> **The exercise**:
Scan the material and copy every line in which "должно" appears.

> **Supplied material**:
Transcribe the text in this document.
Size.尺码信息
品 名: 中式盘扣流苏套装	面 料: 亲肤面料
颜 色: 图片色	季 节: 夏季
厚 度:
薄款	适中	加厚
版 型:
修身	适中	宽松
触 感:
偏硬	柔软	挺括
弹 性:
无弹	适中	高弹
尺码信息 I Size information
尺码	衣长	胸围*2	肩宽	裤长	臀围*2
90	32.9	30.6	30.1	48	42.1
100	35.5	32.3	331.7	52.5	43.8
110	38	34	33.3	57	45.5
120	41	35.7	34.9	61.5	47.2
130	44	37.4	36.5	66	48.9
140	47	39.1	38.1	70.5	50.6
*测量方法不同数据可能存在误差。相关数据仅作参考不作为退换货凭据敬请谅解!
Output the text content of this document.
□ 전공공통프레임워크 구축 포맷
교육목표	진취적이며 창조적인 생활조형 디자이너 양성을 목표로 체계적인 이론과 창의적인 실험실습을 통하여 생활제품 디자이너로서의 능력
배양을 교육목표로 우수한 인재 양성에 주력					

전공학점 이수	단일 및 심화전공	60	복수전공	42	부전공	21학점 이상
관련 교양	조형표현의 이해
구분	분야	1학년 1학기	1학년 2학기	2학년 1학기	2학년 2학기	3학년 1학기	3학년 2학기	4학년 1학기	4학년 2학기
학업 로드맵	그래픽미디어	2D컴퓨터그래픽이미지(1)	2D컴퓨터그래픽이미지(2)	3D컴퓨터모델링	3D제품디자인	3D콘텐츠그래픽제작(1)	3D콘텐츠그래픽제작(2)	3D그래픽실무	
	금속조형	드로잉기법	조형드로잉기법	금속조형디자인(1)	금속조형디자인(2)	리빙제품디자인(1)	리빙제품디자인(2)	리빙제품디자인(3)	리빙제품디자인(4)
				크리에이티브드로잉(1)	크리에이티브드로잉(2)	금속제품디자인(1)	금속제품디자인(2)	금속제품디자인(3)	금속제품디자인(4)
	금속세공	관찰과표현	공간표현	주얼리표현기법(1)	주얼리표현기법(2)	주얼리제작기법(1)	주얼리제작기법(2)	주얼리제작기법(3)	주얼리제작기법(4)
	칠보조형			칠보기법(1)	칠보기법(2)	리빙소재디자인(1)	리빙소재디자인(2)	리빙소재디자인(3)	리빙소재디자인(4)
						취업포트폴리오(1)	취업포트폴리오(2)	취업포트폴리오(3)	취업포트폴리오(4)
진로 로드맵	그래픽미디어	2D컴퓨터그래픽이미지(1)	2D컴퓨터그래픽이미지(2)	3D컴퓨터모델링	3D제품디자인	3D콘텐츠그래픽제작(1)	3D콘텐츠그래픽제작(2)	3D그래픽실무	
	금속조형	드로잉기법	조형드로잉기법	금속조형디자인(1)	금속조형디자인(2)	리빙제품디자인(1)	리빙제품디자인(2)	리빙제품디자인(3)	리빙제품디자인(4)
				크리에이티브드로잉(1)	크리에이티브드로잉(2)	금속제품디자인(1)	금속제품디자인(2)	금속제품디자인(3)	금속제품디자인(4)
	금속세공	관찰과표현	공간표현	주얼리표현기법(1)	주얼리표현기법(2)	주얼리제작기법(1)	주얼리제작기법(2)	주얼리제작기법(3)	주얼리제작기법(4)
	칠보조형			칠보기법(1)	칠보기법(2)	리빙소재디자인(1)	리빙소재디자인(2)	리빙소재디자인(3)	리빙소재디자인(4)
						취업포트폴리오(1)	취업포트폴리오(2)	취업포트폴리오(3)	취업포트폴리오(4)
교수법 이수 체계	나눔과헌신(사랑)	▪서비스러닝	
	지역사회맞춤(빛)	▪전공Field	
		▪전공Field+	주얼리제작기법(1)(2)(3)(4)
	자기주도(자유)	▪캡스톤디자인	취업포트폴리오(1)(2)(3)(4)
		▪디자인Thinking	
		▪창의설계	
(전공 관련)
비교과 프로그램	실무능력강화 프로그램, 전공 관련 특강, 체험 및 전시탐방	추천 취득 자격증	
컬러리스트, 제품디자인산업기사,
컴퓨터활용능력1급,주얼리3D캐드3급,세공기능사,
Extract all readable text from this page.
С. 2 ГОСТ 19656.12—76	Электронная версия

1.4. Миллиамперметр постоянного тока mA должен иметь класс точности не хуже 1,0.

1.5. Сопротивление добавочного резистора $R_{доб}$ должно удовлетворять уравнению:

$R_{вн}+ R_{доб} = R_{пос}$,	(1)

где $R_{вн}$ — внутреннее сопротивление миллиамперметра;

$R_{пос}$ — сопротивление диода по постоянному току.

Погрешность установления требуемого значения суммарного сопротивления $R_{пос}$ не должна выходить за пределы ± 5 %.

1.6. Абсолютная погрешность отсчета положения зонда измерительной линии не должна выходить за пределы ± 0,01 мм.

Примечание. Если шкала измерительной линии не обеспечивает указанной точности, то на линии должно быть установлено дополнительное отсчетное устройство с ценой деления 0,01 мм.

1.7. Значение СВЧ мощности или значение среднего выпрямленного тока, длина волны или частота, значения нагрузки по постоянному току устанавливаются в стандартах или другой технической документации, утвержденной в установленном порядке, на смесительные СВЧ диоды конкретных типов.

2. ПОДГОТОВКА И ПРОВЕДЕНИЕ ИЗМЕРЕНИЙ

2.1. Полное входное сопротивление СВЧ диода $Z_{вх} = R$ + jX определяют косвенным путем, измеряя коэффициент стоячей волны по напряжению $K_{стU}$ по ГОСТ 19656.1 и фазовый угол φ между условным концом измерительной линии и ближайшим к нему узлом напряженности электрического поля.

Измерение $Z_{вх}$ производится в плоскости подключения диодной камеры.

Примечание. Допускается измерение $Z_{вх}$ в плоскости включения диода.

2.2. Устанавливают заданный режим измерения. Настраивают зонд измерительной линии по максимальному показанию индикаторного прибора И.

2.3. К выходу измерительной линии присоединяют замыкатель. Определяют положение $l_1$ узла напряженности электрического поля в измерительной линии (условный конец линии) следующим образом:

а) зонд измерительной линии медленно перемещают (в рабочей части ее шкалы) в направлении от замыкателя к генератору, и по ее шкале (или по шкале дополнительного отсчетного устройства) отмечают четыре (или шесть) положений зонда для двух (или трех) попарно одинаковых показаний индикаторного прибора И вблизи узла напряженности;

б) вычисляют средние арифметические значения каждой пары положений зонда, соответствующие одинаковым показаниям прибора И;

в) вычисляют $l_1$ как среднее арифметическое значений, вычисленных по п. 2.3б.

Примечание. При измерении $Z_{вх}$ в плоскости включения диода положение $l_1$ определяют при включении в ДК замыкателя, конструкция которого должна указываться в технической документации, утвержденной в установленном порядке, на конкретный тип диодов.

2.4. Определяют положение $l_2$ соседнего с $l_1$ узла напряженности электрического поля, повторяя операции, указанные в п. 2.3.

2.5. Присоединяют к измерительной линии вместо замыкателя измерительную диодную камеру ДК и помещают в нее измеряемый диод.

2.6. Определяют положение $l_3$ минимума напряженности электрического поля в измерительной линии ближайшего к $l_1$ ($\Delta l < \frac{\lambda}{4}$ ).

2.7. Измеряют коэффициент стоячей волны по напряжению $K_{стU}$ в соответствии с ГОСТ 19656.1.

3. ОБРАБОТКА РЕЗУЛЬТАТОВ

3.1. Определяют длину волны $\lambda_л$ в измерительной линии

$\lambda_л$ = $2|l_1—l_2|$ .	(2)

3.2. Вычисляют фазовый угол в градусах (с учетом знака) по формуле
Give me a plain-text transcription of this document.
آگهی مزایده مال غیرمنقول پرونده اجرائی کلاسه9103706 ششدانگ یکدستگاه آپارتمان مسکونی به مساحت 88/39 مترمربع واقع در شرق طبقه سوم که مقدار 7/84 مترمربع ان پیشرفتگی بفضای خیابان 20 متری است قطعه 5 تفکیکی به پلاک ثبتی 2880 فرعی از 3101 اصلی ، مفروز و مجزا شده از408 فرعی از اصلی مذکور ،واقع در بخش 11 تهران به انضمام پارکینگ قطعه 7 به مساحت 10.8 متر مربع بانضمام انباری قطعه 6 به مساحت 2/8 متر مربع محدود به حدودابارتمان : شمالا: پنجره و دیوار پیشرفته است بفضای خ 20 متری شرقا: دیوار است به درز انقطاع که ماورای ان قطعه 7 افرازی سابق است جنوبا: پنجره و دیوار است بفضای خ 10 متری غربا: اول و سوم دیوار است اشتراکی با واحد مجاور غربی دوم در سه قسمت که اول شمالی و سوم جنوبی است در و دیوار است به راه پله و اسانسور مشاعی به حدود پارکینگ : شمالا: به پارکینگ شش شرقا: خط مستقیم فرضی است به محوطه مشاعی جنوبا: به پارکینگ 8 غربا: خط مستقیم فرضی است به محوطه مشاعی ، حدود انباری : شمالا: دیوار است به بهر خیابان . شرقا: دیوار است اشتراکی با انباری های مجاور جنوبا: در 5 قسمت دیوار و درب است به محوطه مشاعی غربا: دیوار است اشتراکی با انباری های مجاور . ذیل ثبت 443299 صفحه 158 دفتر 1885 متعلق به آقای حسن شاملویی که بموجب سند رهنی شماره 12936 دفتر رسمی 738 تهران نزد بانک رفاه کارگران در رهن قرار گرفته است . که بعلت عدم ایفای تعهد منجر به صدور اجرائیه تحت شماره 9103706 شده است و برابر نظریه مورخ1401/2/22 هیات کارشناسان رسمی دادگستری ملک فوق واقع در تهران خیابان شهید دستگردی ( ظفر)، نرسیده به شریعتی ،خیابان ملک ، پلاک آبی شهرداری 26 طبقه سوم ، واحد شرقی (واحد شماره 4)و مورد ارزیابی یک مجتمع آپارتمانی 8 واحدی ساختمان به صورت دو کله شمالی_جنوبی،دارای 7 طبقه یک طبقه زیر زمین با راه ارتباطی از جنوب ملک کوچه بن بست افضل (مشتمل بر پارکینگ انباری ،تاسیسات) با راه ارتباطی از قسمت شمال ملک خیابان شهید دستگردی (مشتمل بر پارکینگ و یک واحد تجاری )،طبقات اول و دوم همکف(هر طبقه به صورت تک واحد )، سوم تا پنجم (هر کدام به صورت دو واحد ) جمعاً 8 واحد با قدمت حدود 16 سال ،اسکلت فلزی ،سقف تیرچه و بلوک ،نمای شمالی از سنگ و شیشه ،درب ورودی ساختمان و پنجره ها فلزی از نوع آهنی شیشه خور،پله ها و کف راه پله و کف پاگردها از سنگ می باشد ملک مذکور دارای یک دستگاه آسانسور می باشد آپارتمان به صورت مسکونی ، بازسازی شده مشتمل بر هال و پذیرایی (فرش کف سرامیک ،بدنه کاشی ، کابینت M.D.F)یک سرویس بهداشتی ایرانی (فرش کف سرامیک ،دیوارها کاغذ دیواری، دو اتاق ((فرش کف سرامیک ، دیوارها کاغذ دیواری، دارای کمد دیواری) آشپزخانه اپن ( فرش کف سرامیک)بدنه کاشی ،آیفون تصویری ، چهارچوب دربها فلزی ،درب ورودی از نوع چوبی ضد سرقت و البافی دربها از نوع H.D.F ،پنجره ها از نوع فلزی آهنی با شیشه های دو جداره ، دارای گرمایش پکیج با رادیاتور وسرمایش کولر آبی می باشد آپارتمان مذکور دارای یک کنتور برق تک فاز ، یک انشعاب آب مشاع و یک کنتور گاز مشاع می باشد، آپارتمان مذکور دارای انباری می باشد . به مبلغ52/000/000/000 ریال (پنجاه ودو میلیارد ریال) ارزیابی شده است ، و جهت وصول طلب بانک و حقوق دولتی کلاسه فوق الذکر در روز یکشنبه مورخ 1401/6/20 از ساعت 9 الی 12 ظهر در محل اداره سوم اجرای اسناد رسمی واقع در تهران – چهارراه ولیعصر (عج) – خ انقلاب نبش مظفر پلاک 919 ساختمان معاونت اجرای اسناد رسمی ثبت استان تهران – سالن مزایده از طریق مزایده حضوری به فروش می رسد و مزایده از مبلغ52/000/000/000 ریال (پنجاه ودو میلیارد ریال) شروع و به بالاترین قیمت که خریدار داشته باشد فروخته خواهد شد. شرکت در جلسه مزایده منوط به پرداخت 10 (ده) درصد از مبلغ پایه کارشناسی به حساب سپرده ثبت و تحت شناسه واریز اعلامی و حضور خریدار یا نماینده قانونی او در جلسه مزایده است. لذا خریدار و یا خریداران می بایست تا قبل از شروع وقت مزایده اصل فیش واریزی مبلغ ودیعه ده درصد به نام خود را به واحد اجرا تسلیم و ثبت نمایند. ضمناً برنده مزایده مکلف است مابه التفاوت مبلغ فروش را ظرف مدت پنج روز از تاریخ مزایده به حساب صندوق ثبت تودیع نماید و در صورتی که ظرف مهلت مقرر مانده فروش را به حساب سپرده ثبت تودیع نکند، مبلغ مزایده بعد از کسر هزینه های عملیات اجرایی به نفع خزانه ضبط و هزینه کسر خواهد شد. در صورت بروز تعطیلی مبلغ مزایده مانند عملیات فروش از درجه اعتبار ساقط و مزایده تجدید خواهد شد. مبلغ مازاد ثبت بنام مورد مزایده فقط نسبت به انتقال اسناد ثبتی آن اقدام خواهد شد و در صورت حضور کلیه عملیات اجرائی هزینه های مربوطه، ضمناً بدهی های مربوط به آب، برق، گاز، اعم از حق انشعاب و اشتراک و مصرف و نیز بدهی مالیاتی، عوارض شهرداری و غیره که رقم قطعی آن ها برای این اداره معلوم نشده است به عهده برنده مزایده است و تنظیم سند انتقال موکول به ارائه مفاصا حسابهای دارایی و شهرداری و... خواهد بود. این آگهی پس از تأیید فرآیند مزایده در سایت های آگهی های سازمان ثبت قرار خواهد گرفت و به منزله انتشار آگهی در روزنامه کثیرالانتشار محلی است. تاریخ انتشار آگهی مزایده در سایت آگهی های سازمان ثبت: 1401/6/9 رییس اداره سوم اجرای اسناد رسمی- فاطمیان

> **Full response**:
1.5. Сопротивление добавочного резистора $R_{доб}$ должно удовлетворять уравнению:
Примечание. Если шкала измерительной линии не обеспечивает указанной точности, то на линии должно быть установлено дополнительное отсчетное устройство с ценой деления 0,01 мм.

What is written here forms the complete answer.